Write out each line exactly as given. Leave the pictures out of your copy.

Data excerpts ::
## start

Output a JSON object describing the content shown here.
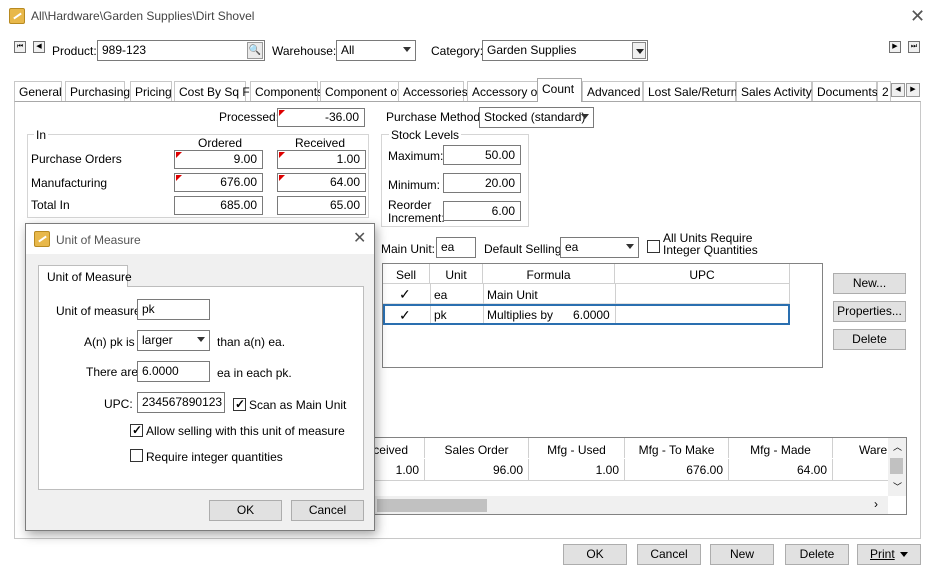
{
  "window": {
    "title": "All\\Hardware\\Garden Supplies\\Dirt Shovel"
  },
  "header": {
    "product_label": "Product:",
    "product_value": "989-123",
    "warehouse_label": "Warehouse:",
    "warehouse_value": "All",
    "category_label": "Category:",
    "category_value": "Garden Supplies"
  },
  "tabs": [
    "General",
    "Purchasing",
    "Pricing",
    "Cost By Sq Ft",
    "Components",
    "Component of",
    "Accessories",
    "Accessory of",
    "Count",
    "Advanced",
    "Lost Sale/Return",
    "Sales Activity",
    "Documents",
    "2"
  ],
  "active_tab": "Count",
  "count": {
    "processed_label": "Processed:",
    "processed_value": "-36.00",
    "purchase_method_label": "Purchase Method:",
    "purchase_method_value": "Stocked (standard)",
    "in_group": "In",
    "col_ordered": "Ordered",
    "col_received": "Received",
    "rows": [
      {
        "label": "Purchase Orders",
        "ordered": "9.00",
        "received": "1.00"
      },
      {
        "label": "Manufacturing",
        "ordered": "676.00",
        "received": "64.00"
      },
      {
        "label": "Total In",
        "ordered": "685.00",
        "received": "65.00"
      }
    ],
    "stock_group": "Stock Levels",
    "maximum_label": "Maximum:",
    "maximum_value": "50.00",
    "minimum_label": "Minimum:",
    "minimum_value": "20.00",
    "reorder_label_1": "Reorder",
    "reorder_label_2": "Increment:",
    "reorder_value": "6.00"
  },
  "units": {
    "main_unit_label": "Main Unit:",
    "main_unit_value": "ea",
    "default_selling_label": "Default Selling:",
    "default_selling_value": "ea",
    "all_units_label_1": "All Units Require",
    "all_units_label_2": "Integer Quantities",
    "columns": [
      "Sell",
      "Unit",
      "Formula",
      "UPC"
    ],
    "rows": [
      {
        "sell": "✓",
        "unit": "ea",
        "formula": "Main Unit",
        "upc": ""
      },
      {
        "sell": "✓",
        "unit": "pk",
        "formula": "Multiplies by      6.0000",
        "upc": ""
      }
    ],
    "new_button": "New...",
    "properties_button": "Properties...",
    "delete_button": "Delete"
  },
  "summary": {
    "columns": [
      "eceived",
      "Sales Order",
      "Mfg - Used",
      "Mfg - To Make",
      "Mfg - Made",
      "Ware"
    ],
    "values": [
      "1.00",
      "96.00",
      "1.00",
      "676.00",
      "64.00",
      ""
    ]
  },
  "footer": {
    "ok": "OK",
    "cancel": "Cancel",
    "new": "New",
    "delete": "Delete",
    "print": "Print"
  },
  "dialog": {
    "title": "Unit of Measure",
    "tab": "Unit of Measure",
    "uom_label": "Unit of measure:",
    "uom_value": "pk",
    "relation_prefix": "A(n) pk is",
    "relation_value": "larger",
    "relation_suffix": "than a(n) ea.",
    "there_are_label": "There are",
    "there_are_value": "6.0000",
    "there_are_suffix": "ea in each pk.",
    "upc_label": "UPC:",
    "upc_value": "234567890123",
    "scan_label": "Scan as Main Unit",
    "scan_checked": true,
    "allow_selling_label": "Allow selling with this unit of measure",
    "allow_selling_checked": true,
    "require_integer_label": "Require integer quantities",
    "require_integer_checked": false,
    "ok": "OK",
    "cancel": "Cancel"
  }
}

## end

Response to this task ::
Output a JSON object describing the content shown here.
{
  "window": {
    "title": "All\\Hardware\\Garden Supplies\\Dirt Shovel"
  },
  "header": {
    "product_label": "Product:",
    "product_value": "989-123",
    "warehouse_label": "Warehouse:",
    "warehouse_value": "All",
    "category_label": "Category:",
    "category_value": "Garden Supplies"
  },
  "tabs": [
    "General",
    "Purchasing",
    "Pricing",
    "Cost By Sq Ft",
    "Components",
    "Component of",
    "Accessories",
    "Accessory of",
    "Count",
    "Advanced",
    "Lost Sale/Return",
    "Sales Activity",
    "Documents",
    "2"
  ],
  "active_tab": "Count",
  "count": {
    "processed_label": "Processed:",
    "processed_value": "-36.00",
    "purchase_method_label": "Purchase Method:",
    "purchase_method_value": "Stocked (standard)",
    "in_group": "In",
    "col_ordered": "Ordered",
    "col_received": "Received",
    "rows": [
      {
        "label": "Purchase Orders",
        "ordered": "9.00",
        "received": "1.00"
      },
      {
        "label": "Manufacturing",
        "ordered": "676.00",
        "received": "64.00"
      },
      {
        "label": "Total In",
        "ordered": "685.00",
        "received": "65.00"
      }
    ],
    "stock_group": "Stock Levels",
    "maximum_label": "Maximum:",
    "maximum_value": "50.00",
    "minimum_label": "Minimum:",
    "minimum_value": "20.00",
    "reorder_label_1": "Reorder",
    "reorder_label_2": "Increment:",
    "reorder_value": "6.00"
  },
  "units": {
    "main_unit_label": "Main Unit:",
    "main_unit_value": "ea",
    "default_selling_label": "Default Selling:",
    "default_selling_value": "ea",
    "all_units_label_1": "All Units Require",
    "all_units_label_2": "Integer Quantities",
    "columns": [
      "Sell",
      "Unit",
      "Formula",
      "UPC"
    ],
    "rows": [
      {
        "sell": "✓",
        "unit": "ea",
        "formula": "Main Unit",
        "upc": ""
      },
      {
        "sell": "✓",
        "unit": "pk",
        "formula": "Multiplies by      6.0000",
        "upc": ""
      }
    ],
    "new_button": "New...",
    "properties_button": "Properties...",
    "delete_button": "Delete"
  },
  "summary": {
    "columns": [
      "eceived",
      "Sales Order",
      "Mfg - Used",
      "Mfg - To Make",
      "Mfg - Made",
      "Ware"
    ],
    "values": [
      "1.00",
      "96.00",
      "1.00",
      "676.00",
      "64.00",
      ""
    ]
  },
  "footer": {
    "ok": "OK",
    "cancel": "Cancel",
    "new": "New",
    "delete": "Delete",
    "print": "Print"
  },
  "dialog": {
    "title": "Unit of Measure",
    "tab": "Unit of Measure",
    "uom_label": "Unit of measure:",
    "uom_value": "pk",
    "relation_prefix": "A(n) pk is",
    "relation_value": "larger",
    "relation_suffix": "than a(n) ea.",
    "there_are_label": "There are",
    "there_are_value": "6.0000",
    "there_are_suffix": "ea in each pk.",
    "upc_label": "UPC:",
    "upc_value": "234567890123",
    "scan_label": "Scan as Main Unit",
    "scan_checked": true,
    "allow_selling_label": "Allow selling with this unit of measure",
    "allow_selling_checked": true,
    "require_integer_label": "Require integer quantities",
    "require_integer_checked": false,
    "ok": "OK",
    "cancel": "Cancel"
  }
}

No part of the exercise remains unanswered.